To be done
State how many lines of the entries below hold the word "JSON"; reply with nothing but the number.

Data provided

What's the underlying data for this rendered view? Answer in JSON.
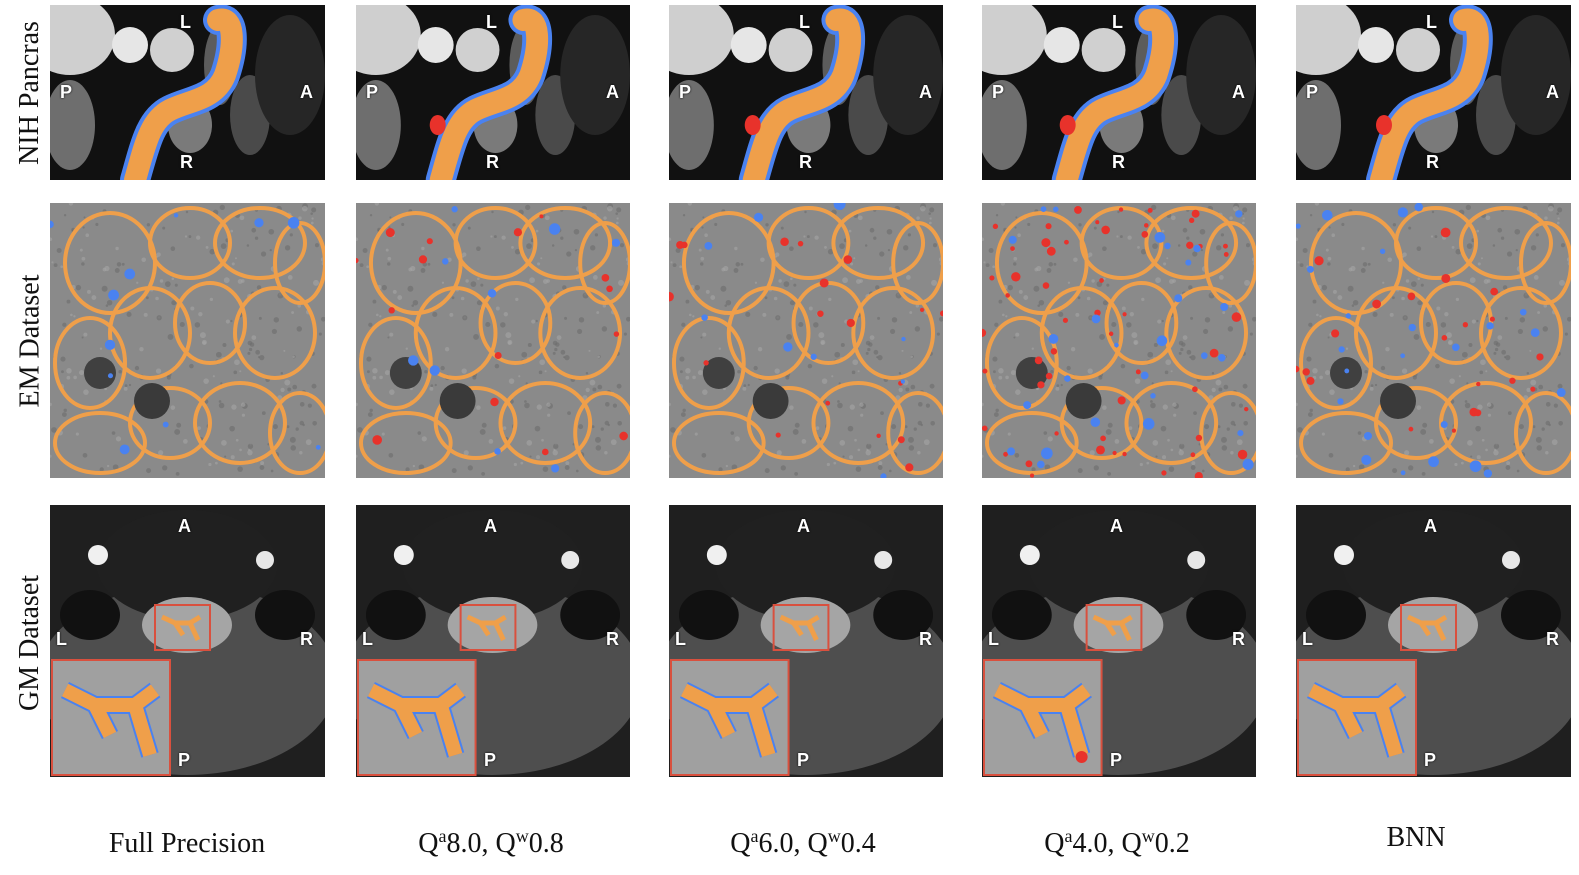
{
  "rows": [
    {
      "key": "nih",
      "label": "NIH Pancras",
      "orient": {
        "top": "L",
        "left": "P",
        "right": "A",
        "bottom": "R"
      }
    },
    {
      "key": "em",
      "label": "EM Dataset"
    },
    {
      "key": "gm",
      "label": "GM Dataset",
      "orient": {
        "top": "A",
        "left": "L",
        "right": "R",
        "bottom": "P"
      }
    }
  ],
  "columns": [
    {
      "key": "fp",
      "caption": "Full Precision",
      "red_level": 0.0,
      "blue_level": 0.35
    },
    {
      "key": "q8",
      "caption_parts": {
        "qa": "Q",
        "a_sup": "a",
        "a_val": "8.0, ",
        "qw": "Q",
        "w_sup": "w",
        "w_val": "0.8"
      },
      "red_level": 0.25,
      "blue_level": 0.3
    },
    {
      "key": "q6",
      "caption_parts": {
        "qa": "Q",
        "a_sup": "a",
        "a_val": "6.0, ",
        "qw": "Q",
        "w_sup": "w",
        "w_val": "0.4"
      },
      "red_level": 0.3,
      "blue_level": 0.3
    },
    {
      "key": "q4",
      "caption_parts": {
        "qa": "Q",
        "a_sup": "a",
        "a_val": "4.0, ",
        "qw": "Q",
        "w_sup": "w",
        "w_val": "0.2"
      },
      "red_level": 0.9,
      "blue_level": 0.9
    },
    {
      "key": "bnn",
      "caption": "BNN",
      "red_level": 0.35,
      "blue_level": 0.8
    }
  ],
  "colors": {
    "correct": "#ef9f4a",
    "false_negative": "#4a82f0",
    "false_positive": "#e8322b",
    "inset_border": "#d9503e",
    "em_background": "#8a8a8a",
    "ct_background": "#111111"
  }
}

...

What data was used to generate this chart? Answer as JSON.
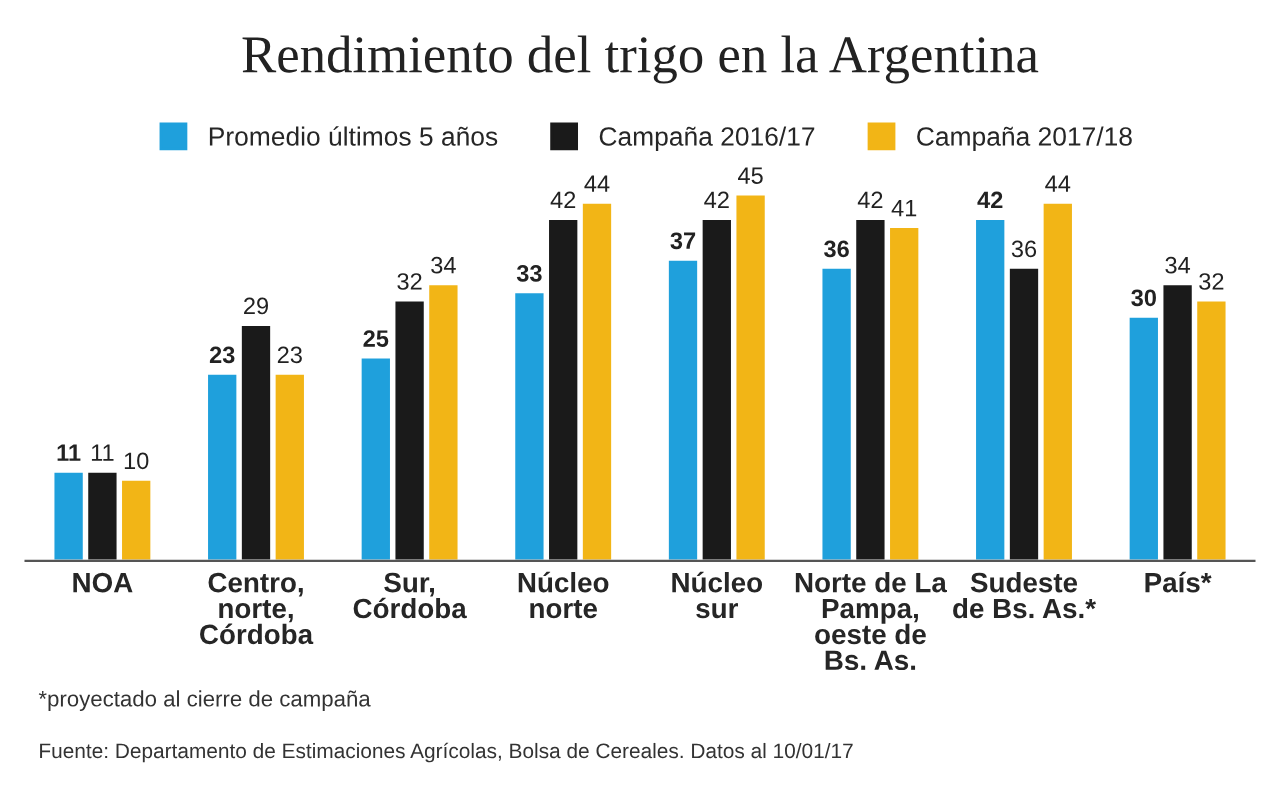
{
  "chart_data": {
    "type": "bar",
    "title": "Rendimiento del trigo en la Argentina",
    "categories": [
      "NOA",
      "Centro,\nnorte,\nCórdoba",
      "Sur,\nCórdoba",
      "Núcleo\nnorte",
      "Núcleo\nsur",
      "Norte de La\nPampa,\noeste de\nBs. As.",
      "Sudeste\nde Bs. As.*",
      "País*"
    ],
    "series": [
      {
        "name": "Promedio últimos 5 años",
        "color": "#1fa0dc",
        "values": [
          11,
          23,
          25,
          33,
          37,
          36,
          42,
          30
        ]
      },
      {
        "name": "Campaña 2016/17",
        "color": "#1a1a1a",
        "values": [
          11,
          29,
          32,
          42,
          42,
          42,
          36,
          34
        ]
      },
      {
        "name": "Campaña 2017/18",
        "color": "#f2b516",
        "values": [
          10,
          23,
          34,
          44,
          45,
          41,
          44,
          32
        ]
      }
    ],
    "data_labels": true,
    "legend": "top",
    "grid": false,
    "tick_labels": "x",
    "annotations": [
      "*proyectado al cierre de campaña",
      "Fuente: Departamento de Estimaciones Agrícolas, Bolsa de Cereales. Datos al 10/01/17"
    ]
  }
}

Response for this exercise
2